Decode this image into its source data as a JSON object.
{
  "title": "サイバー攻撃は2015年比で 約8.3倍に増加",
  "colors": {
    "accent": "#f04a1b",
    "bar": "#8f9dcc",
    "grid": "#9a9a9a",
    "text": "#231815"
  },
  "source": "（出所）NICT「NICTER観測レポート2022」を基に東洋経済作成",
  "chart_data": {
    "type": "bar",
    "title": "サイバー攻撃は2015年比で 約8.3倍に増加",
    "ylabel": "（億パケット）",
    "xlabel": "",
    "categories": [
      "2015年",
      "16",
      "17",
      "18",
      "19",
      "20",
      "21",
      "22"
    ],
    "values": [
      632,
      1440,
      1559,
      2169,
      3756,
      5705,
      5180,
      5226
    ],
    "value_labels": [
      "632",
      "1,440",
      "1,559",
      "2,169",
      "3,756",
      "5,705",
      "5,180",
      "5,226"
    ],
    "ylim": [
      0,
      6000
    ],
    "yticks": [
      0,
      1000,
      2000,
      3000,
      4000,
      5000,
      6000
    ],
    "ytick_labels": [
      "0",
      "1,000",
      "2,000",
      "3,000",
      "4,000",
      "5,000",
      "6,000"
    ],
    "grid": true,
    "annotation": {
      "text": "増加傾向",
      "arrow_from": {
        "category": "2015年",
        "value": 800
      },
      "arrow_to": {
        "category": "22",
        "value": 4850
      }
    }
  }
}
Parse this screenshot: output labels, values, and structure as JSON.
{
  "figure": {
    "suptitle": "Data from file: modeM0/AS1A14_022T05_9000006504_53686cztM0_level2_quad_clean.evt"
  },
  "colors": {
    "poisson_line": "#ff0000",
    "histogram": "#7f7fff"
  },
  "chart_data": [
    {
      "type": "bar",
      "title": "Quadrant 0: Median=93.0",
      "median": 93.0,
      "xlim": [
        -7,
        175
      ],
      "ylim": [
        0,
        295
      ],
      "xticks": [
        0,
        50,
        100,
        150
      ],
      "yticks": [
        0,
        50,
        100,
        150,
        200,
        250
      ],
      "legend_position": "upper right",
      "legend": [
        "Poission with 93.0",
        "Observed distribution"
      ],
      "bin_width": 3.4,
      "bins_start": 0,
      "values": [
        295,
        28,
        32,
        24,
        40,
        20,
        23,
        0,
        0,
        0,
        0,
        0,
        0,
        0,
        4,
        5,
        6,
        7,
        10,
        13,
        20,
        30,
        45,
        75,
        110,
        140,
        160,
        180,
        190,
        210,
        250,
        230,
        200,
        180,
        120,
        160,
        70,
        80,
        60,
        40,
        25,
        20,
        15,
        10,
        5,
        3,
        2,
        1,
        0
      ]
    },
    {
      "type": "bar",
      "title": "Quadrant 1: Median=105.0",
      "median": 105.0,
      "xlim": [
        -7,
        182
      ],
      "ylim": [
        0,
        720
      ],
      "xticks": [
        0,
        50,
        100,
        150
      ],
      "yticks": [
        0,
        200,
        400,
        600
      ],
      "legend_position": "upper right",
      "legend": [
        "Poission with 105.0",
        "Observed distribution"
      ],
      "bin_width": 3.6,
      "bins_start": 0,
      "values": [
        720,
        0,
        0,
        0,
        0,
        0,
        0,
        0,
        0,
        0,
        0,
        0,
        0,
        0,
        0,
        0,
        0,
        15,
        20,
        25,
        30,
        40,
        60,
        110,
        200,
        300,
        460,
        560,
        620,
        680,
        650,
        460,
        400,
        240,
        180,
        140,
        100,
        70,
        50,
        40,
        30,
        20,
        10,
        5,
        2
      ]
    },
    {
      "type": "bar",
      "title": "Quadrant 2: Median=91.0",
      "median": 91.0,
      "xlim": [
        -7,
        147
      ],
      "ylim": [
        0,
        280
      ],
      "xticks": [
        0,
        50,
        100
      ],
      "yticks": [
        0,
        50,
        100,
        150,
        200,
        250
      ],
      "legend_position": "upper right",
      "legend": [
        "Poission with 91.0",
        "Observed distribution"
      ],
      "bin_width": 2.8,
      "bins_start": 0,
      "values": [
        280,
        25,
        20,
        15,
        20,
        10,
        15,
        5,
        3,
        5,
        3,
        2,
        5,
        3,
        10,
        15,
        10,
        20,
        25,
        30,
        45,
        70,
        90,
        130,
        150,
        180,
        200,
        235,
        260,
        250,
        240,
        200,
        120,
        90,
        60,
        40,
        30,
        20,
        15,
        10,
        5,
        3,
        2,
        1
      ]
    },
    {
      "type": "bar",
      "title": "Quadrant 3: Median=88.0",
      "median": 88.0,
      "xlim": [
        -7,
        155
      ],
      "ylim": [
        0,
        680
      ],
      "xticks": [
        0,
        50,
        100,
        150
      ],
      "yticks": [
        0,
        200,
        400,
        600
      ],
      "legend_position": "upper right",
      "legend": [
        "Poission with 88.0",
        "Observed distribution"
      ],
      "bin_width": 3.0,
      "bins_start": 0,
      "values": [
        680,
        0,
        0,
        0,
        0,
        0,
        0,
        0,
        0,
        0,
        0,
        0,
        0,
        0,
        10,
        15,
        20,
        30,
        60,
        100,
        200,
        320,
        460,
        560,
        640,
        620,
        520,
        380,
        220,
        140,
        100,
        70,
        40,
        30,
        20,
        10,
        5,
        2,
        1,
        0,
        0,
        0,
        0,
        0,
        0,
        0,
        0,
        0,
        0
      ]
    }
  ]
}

◇ ◇ ◇

■ WHAT NEEDS TO BE DONE
Reproduce the material exactly, with every line intact.

■ FINISHED ANSWER
Decode this image into its source data as a JSON object.
{
  "title": "サイバー攻撃は2015年比で 約8.3倍に増加",
  "colors": {
    "accent": "#f04a1b",
    "bar": "#8f9dcc",
    "grid": "#9a9a9a",
    "text": "#231815"
  },
  "source": "（出所）NICT「NICTER観測レポート2022」を基に東洋経済作成",
  "chart_data": {
    "type": "bar",
    "title": "サイバー攻撃は2015年比で 約8.3倍に増加",
    "ylabel": "（億パケット）",
    "xlabel": "",
    "categories": [
      "2015年",
      "16",
      "17",
      "18",
      "19",
      "20",
      "21",
      "22"
    ],
    "values": [
      632,
      1440,
      1559,
      2169,
      3756,
      5705,
      5180,
      5226
    ],
    "value_labels": [
      "632",
      "1,440",
      "1,559",
      "2,169",
      "3,756",
      "5,705",
      "5,180",
      "5,226"
    ],
    "ylim": [
      0,
      6000
    ],
    "yticks": [
      0,
      1000,
      2000,
      3000,
      4000,
      5000,
      6000
    ],
    "ytick_labels": [
      "0",
      "1,000",
      "2,000",
      "3,000",
      "4,000",
      "5,000",
      "6,000"
    ],
    "grid": true,
    "annotation": {
      "text": "増加傾向",
      "arrow_from": {
        "category": "2015年",
        "value": 800
      },
      "arrow_to": {
        "category": "22",
        "value": 4850
      }
    }
  }
}
Parse this screenshot: output labels, values, and structure as JSON.
{
  "figure": {
    "suptitle": "Data from file: modeM0/AS1A14_022T05_9000006504_53686cztM0_level2_quad_clean.evt"
  },
  "colors": {
    "poisson_line": "#ff0000",
    "histogram": "#7f7fff"
  },
  "chart_data": [
    {
      "type": "bar",
      "title": "Quadrant 0: Median=93.0",
      "median": 93.0,
      "xlim": [
        -7,
        175
      ],
      "ylim": [
        0,
        295
      ],
      "xticks": [
        0,
        50,
        100,
        150
      ],
      "yticks": [
        0,
        50,
        100,
        150,
        200,
        250
      ],
      "legend_position": "upper right",
      "legend": [
        "Poission with 93.0",
        "Observed distribution"
      ],
      "bin_width": 3.4,
      "bins_start": 0,
      "values": [
        295,
        28,
        32,
        24,
        40,
        20,
        23,
        0,
        0,
        0,
        0,
        0,
        0,
        0,
        4,
        5,
        6,
        7,
        10,
        13,
        20,
        30,
        45,
        75,
        110,
        140,
        160,
        180,
        190,
        210,
        250,
        230,
        200,
        180,
        120,
        160,
        70,
        80,
        60,
        40,
        25,
        20,
        15,
        10,
        5,
        3,
        2,
        1,
        0
      ]
    },
    {
      "type": "bar",
      "title": "Quadrant 1: Median=105.0",
      "median": 105.0,
      "xlim": [
        -7,
        182
      ],
      "ylim": [
        0,
        720
      ],
      "xticks": [
        0,
        50,
        100,
        150
      ],
      "yticks": [
        0,
        200,
        400,
        600
      ],
      "legend_position": "upper right",
      "legend": [
        "Poission with 105.0",
        "Observed distribution"
      ],
      "bin_width": 3.6,
      "bins_start": 0,
      "values": [
        720,
        0,
        0,
        0,
        0,
        0,
        0,
        0,
        0,
        0,
        0,
        0,
        0,
        0,
        0,
        0,
        0,
        15,
        20,
        25,
        30,
        40,
        60,
        110,
        200,
        300,
        460,
        560,
        620,
        680,
        650,
        460,
        400,
        240,
        180,
        140,
        100,
        70,
        50,
        40,
        30,
        20,
        10,
        5,
        2
      ]
    },
    {
      "type": "bar",
      "title": "Quadrant 2: Median=91.0",
      "median": 91.0,
      "xlim": [
        -7,
        147
      ],
      "ylim": [
        0,
        280
      ],
      "xticks": [
        0,
        50,
        100
      ],
      "yticks": [
        0,
        50,
        100,
        150,
        200,
        250
      ],
      "legend_position": "upper right",
      "legend": [
        "Poission with 91.0",
        "Observed distribution"
      ],
      "bin_width": 2.8,
      "bins_start": 0,
      "values": [
        280,
        25,
        20,
        15,
        20,
        10,
        15,
        5,
        3,
        5,
        3,
        2,
        5,
        3,
        10,
        15,
        10,
        20,
        25,
        30,
        45,
        70,
        90,
        130,
        150,
        180,
        200,
        235,
        260,
        250,
        240,
        200,
        120,
        90,
        60,
        40,
        30,
        20,
        15,
        10,
        5,
        3,
        2,
        1
      ]
    },
    {
      "type": "bar",
      "title": "Quadrant 3: Median=88.0",
      "median": 88.0,
      "xlim": [
        -7,
        155
      ],
      "ylim": [
        0,
        680
      ],
      "xticks": [
        0,
        50,
        100,
        150
      ],
      "yticks": [
        0,
        200,
        400,
        600
      ],
      "legend_position": "upper right",
      "legend": [
        "Poission with 88.0",
        "Observed distribution"
      ],
      "bin_width": 3.0,
      "bins_start": 0,
      "values": [
        680,
        0,
        0,
        0,
        0,
        0,
        0,
        0,
        0,
        0,
        0,
        0,
        0,
        0,
        10,
        15,
        20,
        30,
        60,
        100,
        200,
        320,
        460,
        560,
        640,
        620,
        520,
        380,
        220,
        140,
        100,
        70,
        40,
        30,
        20,
        10,
        5,
        2,
        1,
        0,
        0,
        0,
        0,
        0,
        0,
        0,
        0,
        0,
        0
      ]
    }
  ]
}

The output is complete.